> What this task involves
Make an exact copy of all the records that follow, apart from the pictures.

> Information supplied

◇ ◇ ◇

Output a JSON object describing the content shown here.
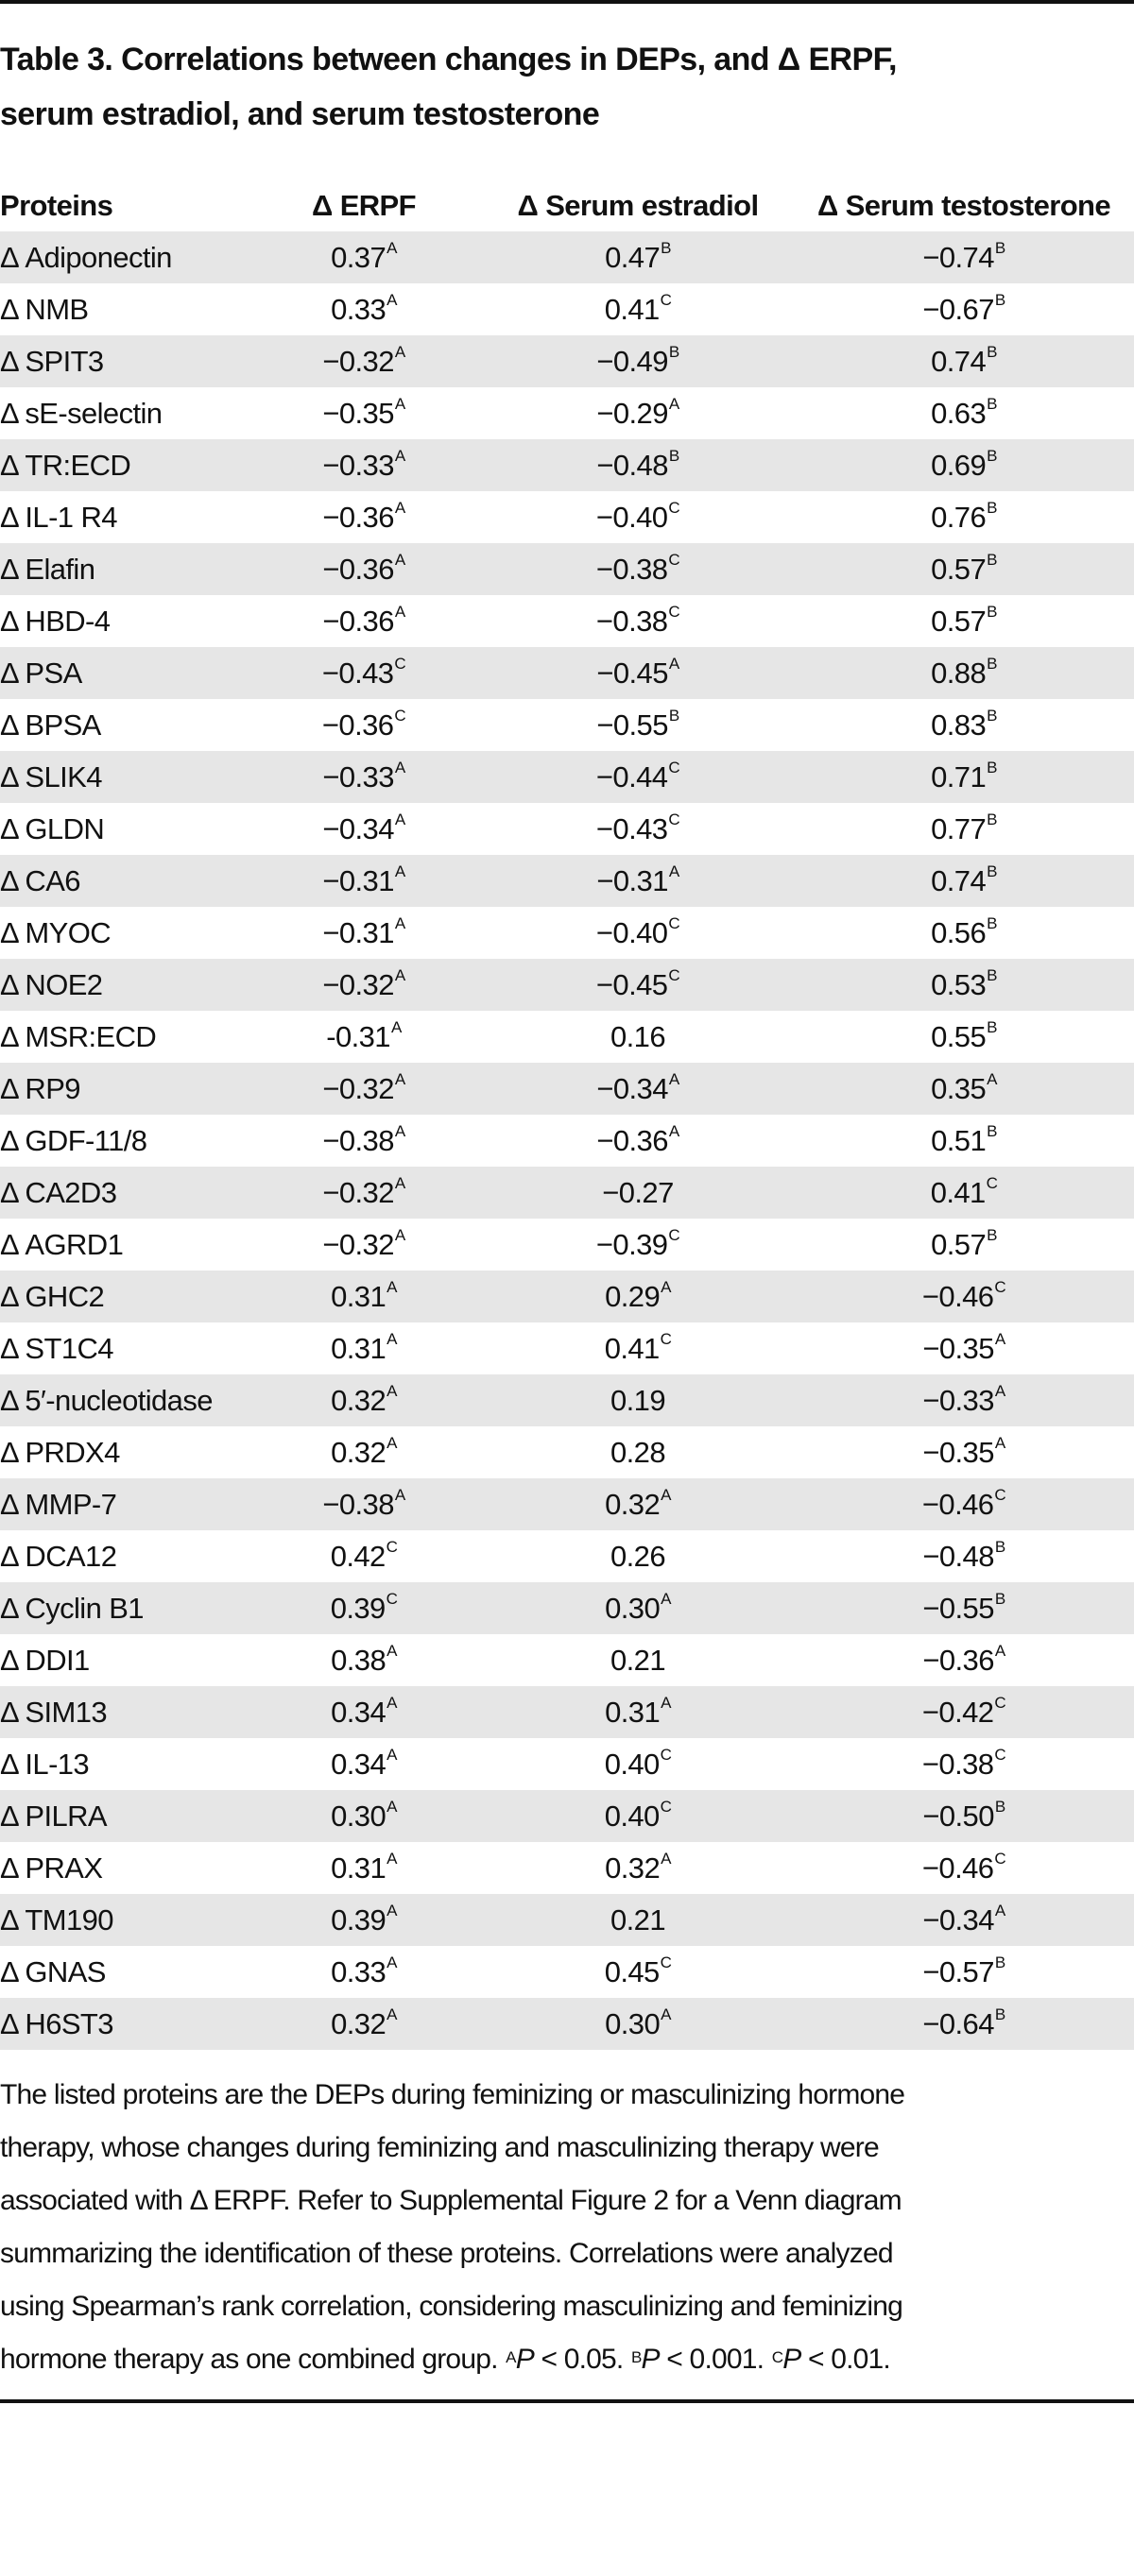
{
  "title": {
    "line1": "Table 3. Correlations between changes in DEPs, and Δ ERPF,",
    "line2": "serum estradiol, and serum testosterone"
  },
  "table": {
    "headers": [
      "Proteins",
      "Δ ERPF",
      "Δ Serum estradiol",
      "Δ Serum testosterone"
    ],
    "rows": [
      [
        "Δ Adiponectin",
        [
          "0.37",
          "A"
        ],
        [
          "0.47",
          "B"
        ],
        [
          "−0.74",
          "B"
        ]
      ],
      [
        "Δ NMB",
        [
          "0.33",
          "A"
        ],
        [
          "0.41",
          "C"
        ],
        [
          "−0.67",
          "B"
        ]
      ],
      [
        "Δ SPIT3",
        [
          "−0.32",
          "A"
        ],
        [
          "−0.49",
          "B"
        ],
        [
          "0.74",
          "B"
        ]
      ],
      [
        "Δ sE-selectin",
        [
          "−0.35",
          "A"
        ],
        [
          "−0.29",
          "A"
        ],
        [
          "0.63",
          "B"
        ]
      ],
      [
        "Δ TR:ECD",
        [
          "−0.33",
          "A"
        ],
        [
          "−0.48",
          "B"
        ],
        [
          "0.69",
          "B"
        ]
      ],
      [
        "Δ IL-1 R4",
        [
          "−0.36",
          "A"
        ],
        [
          "−0.40",
          "C"
        ],
        [
          "0.76",
          "B"
        ]
      ],
      [
        "Δ Elafin",
        [
          "−0.36",
          "A"
        ],
        [
          "−0.38",
          "C"
        ],
        [
          "0.57",
          "B"
        ]
      ],
      [
        "Δ HBD-4",
        [
          "−0.36",
          "A"
        ],
        [
          "−0.38",
          "C"
        ],
        [
          "0.57",
          "B"
        ]
      ],
      [
        "Δ PSA",
        [
          "−0.43",
          "C"
        ],
        [
          "−0.45",
          "A"
        ],
        [
          "0.88",
          "B"
        ]
      ],
      [
        "Δ BPSA",
        [
          "−0.36",
          "C"
        ],
        [
          "−0.55",
          "B"
        ],
        [
          "0.83",
          "B"
        ]
      ],
      [
        "Δ SLIK4",
        [
          "−0.33",
          "A"
        ],
        [
          "−0.44",
          "C"
        ],
        [
          "0.71",
          "B"
        ]
      ],
      [
        "Δ GLDN",
        [
          "−0.34",
          "A"
        ],
        [
          "−0.43",
          "C"
        ],
        [
          "0.77",
          "B"
        ]
      ],
      [
        "Δ CA6",
        [
          "−0.31",
          "A"
        ],
        [
          "−0.31",
          "A"
        ],
        [
          "0.74",
          "B"
        ]
      ],
      [
        "Δ MYOC",
        [
          "−0.31",
          "A"
        ],
        [
          "−0.40",
          "C"
        ],
        [
          "0.56",
          "B"
        ]
      ],
      [
        "Δ NOE2",
        [
          "−0.32",
          "A"
        ],
        [
          "−0.45",
          "C"
        ],
        [
          "0.53",
          "B"
        ]
      ],
      [
        "Δ MSR:ECD",
        [
          "-0.31",
          "A"
        ],
        [
          "0.16",
          ""
        ],
        [
          "0.55",
          "B"
        ]
      ],
      [
        "Δ RP9",
        [
          "−0.32",
          "A"
        ],
        [
          "−0.34",
          "A"
        ],
        [
          "0.35",
          "A"
        ]
      ],
      [
        "Δ GDF-11/8",
        [
          "−0.38",
          "A"
        ],
        [
          "−0.36",
          "A"
        ],
        [
          "0.51",
          "B"
        ]
      ],
      [
        "Δ CA2D3",
        [
          "−0.32",
          "A"
        ],
        [
          "−0.27",
          ""
        ],
        [
          "0.41",
          "C"
        ]
      ],
      [
        "Δ AGRD1",
        [
          "−0.32",
          "A"
        ],
        [
          "−0.39",
          "C"
        ],
        [
          "0.57",
          "B"
        ]
      ],
      [
        "Δ GHC2",
        [
          "0.31",
          "A"
        ],
        [
          "0.29",
          "A"
        ],
        [
          "−0.46",
          "C"
        ]
      ],
      [
        "Δ ST1C4",
        [
          "0.31",
          "A"
        ],
        [
          "0.41",
          "C"
        ],
        [
          "−0.35",
          "A"
        ]
      ],
      [
        "Δ 5′-nucleotidase",
        [
          "0.32",
          "A"
        ],
        [
          "0.19",
          ""
        ],
        [
          "−0.33",
          "A"
        ]
      ],
      [
        "Δ PRDX4",
        [
          "0.32",
          "A"
        ],
        [
          "0.28",
          ""
        ],
        [
          "−0.35",
          "A"
        ]
      ],
      [
        "Δ MMP-7",
        [
          "−0.38",
          "A"
        ],
        [
          "0.32",
          "A"
        ],
        [
          "−0.46",
          "C"
        ]
      ],
      [
        "Δ DCA12",
        [
          "0.42",
          "C"
        ],
        [
          "0.26",
          ""
        ],
        [
          "−0.48",
          "B"
        ]
      ],
      [
        "Δ Cyclin B1",
        [
          "0.39",
          "C"
        ],
        [
          "0.30",
          "A"
        ],
        [
          "−0.55",
          "B"
        ]
      ],
      [
        "Δ DDI1",
        [
          "0.38",
          "A"
        ],
        [
          "0.21",
          ""
        ],
        [
          "−0.36",
          "A"
        ]
      ],
      [
        "Δ SIM13",
        [
          "0.34",
          "A"
        ],
        [
          "0.31",
          "A"
        ],
        [
          "−0.42",
          "C"
        ]
      ],
      [
        "Δ IL-13",
        [
          "0.34",
          "A"
        ],
        [
          "0.40",
          "C"
        ],
        [
          "−0.38",
          "C"
        ]
      ],
      [
        "Δ PILRA",
        [
          "0.30",
          "A"
        ],
        [
          "0.40",
          "C"
        ],
        [
          "−0.50",
          "B"
        ]
      ],
      [
        "Δ PRAX",
        [
          "0.31",
          "A"
        ],
        [
          "0.32",
          "A"
        ],
        [
          "−0.46",
          "C"
        ]
      ],
      [
        "Δ TM190",
        [
          "0.39",
          "A"
        ],
        [
          "0.21",
          ""
        ],
        [
          "−0.34",
          "A"
        ]
      ],
      [
        "Δ GNAS",
        [
          "0.33",
          "A"
        ],
        [
          "0.45",
          "C"
        ],
        [
          "−0.57",
          "B"
        ]
      ],
      [
        "Δ H6ST3",
        [
          "0.32",
          "A"
        ],
        [
          "0.30",
          "A"
        ],
        [
          "−0.64",
          "B"
        ]
      ]
    ]
  },
  "footnote": {
    "lines": [
      "The listed proteins are the DEPs during feminizing or masculinizing hormone",
      "therapy, whose changes during feminizing and masculinizing therapy were",
      "associated with Δ ERPF. Refer to Supplemental Figure 2 for a Venn diagram",
      "summarizing the identification of these proteins. Correlations were analyzed",
      "using Spearman’s rank correlation, considering masculinizing and feminizing"
    ],
    "last_line": "hormone therapy as one combined group.",
    "significance": [
      {
        "mark": "A",
        "p": "P",
        "text": " < 0.05."
      },
      {
        "mark": "B",
        "p": "P",
        "text": " < 0.001."
      },
      {
        "mark": "C",
        "p": "P",
        "text": " < 0.01."
      }
    ]
  },
  "colors": {
    "row_shade": "#e6e6e6",
    "rule": "#111111"
  }
}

◇ ◇ ◇

> Your solution
Output a JSON object describing the content shown here.
{
  "title": {
    "line1": "Table 3. Correlations between changes in DEPs, and Δ ERPF,",
    "line2": "serum estradiol, and serum testosterone"
  },
  "table": {
    "headers": [
      "Proteins",
      "Δ ERPF",
      "Δ Serum estradiol",
      "Δ Serum testosterone"
    ],
    "rows": [
      [
        "Δ Adiponectin",
        [
          "0.37",
          "A"
        ],
        [
          "0.47",
          "B"
        ],
        [
          "−0.74",
          "B"
        ]
      ],
      [
        "Δ NMB",
        [
          "0.33",
          "A"
        ],
        [
          "0.41",
          "C"
        ],
        [
          "−0.67",
          "B"
        ]
      ],
      [
        "Δ SPIT3",
        [
          "−0.32",
          "A"
        ],
        [
          "−0.49",
          "B"
        ],
        [
          "0.74",
          "B"
        ]
      ],
      [
        "Δ sE-selectin",
        [
          "−0.35",
          "A"
        ],
        [
          "−0.29",
          "A"
        ],
        [
          "0.63",
          "B"
        ]
      ],
      [
        "Δ TR:ECD",
        [
          "−0.33",
          "A"
        ],
        [
          "−0.48",
          "B"
        ],
        [
          "0.69",
          "B"
        ]
      ],
      [
        "Δ IL-1 R4",
        [
          "−0.36",
          "A"
        ],
        [
          "−0.40",
          "C"
        ],
        [
          "0.76",
          "B"
        ]
      ],
      [
        "Δ Elafin",
        [
          "−0.36",
          "A"
        ],
        [
          "−0.38",
          "C"
        ],
        [
          "0.57",
          "B"
        ]
      ],
      [
        "Δ HBD-4",
        [
          "−0.36",
          "A"
        ],
        [
          "−0.38",
          "C"
        ],
        [
          "0.57",
          "B"
        ]
      ],
      [
        "Δ PSA",
        [
          "−0.43",
          "C"
        ],
        [
          "−0.45",
          "A"
        ],
        [
          "0.88",
          "B"
        ]
      ],
      [
        "Δ BPSA",
        [
          "−0.36",
          "C"
        ],
        [
          "−0.55",
          "B"
        ],
        [
          "0.83",
          "B"
        ]
      ],
      [
        "Δ SLIK4",
        [
          "−0.33",
          "A"
        ],
        [
          "−0.44",
          "C"
        ],
        [
          "0.71",
          "B"
        ]
      ],
      [
        "Δ GLDN",
        [
          "−0.34",
          "A"
        ],
        [
          "−0.43",
          "C"
        ],
        [
          "0.77",
          "B"
        ]
      ],
      [
        "Δ CA6",
        [
          "−0.31",
          "A"
        ],
        [
          "−0.31",
          "A"
        ],
        [
          "0.74",
          "B"
        ]
      ],
      [
        "Δ MYOC",
        [
          "−0.31",
          "A"
        ],
        [
          "−0.40",
          "C"
        ],
        [
          "0.56",
          "B"
        ]
      ],
      [
        "Δ NOE2",
        [
          "−0.32",
          "A"
        ],
        [
          "−0.45",
          "C"
        ],
        [
          "0.53",
          "B"
        ]
      ],
      [
        "Δ MSR:ECD",
        [
          "-0.31",
          "A"
        ],
        [
          "0.16",
          ""
        ],
        [
          "0.55",
          "B"
        ]
      ],
      [
        "Δ RP9",
        [
          "−0.32",
          "A"
        ],
        [
          "−0.34",
          "A"
        ],
        [
          "0.35",
          "A"
        ]
      ],
      [
        "Δ GDF-11/8",
        [
          "−0.38",
          "A"
        ],
        [
          "−0.36",
          "A"
        ],
        [
          "0.51",
          "B"
        ]
      ],
      [
        "Δ CA2D3",
        [
          "−0.32",
          "A"
        ],
        [
          "−0.27",
          ""
        ],
        [
          "0.41",
          "C"
        ]
      ],
      [
        "Δ AGRD1",
        [
          "−0.32",
          "A"
        ],
        [
          "−0.39",
          "C"
        ],
        [
          "0.57",
          "B"
        ]
      ],
      [
        "Δ GHC2",
        [
          "0.31",
          "A"
        ],
        [
          "0.29",
          "A"
        ],
        [
          "−0.46",
          "C"
        ]
      ],
      [
        "Δ ST1C4",
        [
          "0.31",
          "A"
        ],
        [
          "0.41",
          "C"
        ],
        [
          "−0.35",
          "A"
        ]
      ],
      [
        "Δ 5′-nucleotidase",
        [
          "0.32",
          "A"
        ],
        [
          "0.19",
          ""
        ],
        [
          "−0.33",
          "A"
        ]
      ],
      [
        "Δ PRDX4",
        [
          "0.32",
          "A"
        ],
        [
          "0.28",
          ""
        ],
        [
          "−0.35",
          "A"
        ]
      ],
      [
        "Δ MMP-7",
        [
          "−0.38",
          "A"
        ],
        [
          "0.32",
          "A"
        ],
        [
          "−0.46",
          "C"
        ]
      ],
      [
        "Δ DCA12",
        [
          "0.42",
          "C"
        ],
        [
          "0.26",
          ""
        ],
        [
          "−0.48",
          "B"
        ]
      ],
      [
        "Δ Cyclin B1",
        [
          "0.39",
          "C"
        ],
        [
          "0.30",
          "A"
        ],
        [
          "−0.55",
          "B"
        ]
      ],
      [
        "Δ DDI1",
        [
          "0.38",
          "A"
        ],
        [
          "0.21",
          ""
        ],
        [
          "−0.36",
          "A"
        ]
      ],
      [
        "Δ SIM13",
        [
          "0.34",
          "A"
        ],
        [
          "0.31",
          "A"
        ],
        [
          "−0.42",
          "C"
        ]
      ],
      [
        "Δ IL-13",
        [
          "0.34",
          "A"
        ],
        [
          "0.40",
          "C"
        ],
        [
          "−0.38",
          "C"
        ]
      ],
      [
        "Δ PILRA",
        [
          "0.30",
          "A"
        ],
        [
          "0.40",
          "C"
        ],
        [
          "−0.50",
          "B"
        ]
      ],
      [
        "Δ PRAX",
        [
          "0.31",
          "A"
        ],
        [
          "0.32",
          "A"
        ],
        [
          "−0.46",
          "C"
        ]
      ],
      [
        "Δ TM190",
        [
          "0.39",
          "A"
        ],
        [
          "0.21",
          ""
        ],
        [
          "−0.34",
          "A"
        ]
      ],
      [
        "Δ GNAS",
        [
          "0.33",
          "A"
        ],
        [
          "0.45",
          "C"
        ],
        [
          "−0.57",
          "B"
        ]
      ],
      [
        "Δ H6ST3",
        [
          "0.32",
          "A"
        ],
        [
          "0.30",
          "A"
        ],
        [
          "−0.64",
          "B"
        ]
      ]
    ]
  },
  "footnote": {
    "lines": [
      "The listed proteins are the DEPs during feminizing or masculinizing hormone",
      "therapy, whose changes during feminizing and masculinizing therapy were",
      "associated with Δ ERPF. Refer to Supplemental Figure 2 for a Venn diagram",
      "summarizing the identification of these proteins. Correlations were analyzed",
      "using Spearman’s rank correlation, considering masculinizing and feminizing"
    ],
    "last_line": "hormone therapy as one combined group.",
    "significance": [
      {
        "mark": "A",
        "p": "P",
        "text": " < 0.05."
      },
      {
        "mark": "B",
        "p": "P",
        "text": " < 0.001."
      },
      {
        "mark": "C",
        "p": "P",
        "text": " < 0.01."
      }
    ]
  },
  "colors": {
    "row_shade": "#e6e6e6",
    "rule": "#111111"
  }
}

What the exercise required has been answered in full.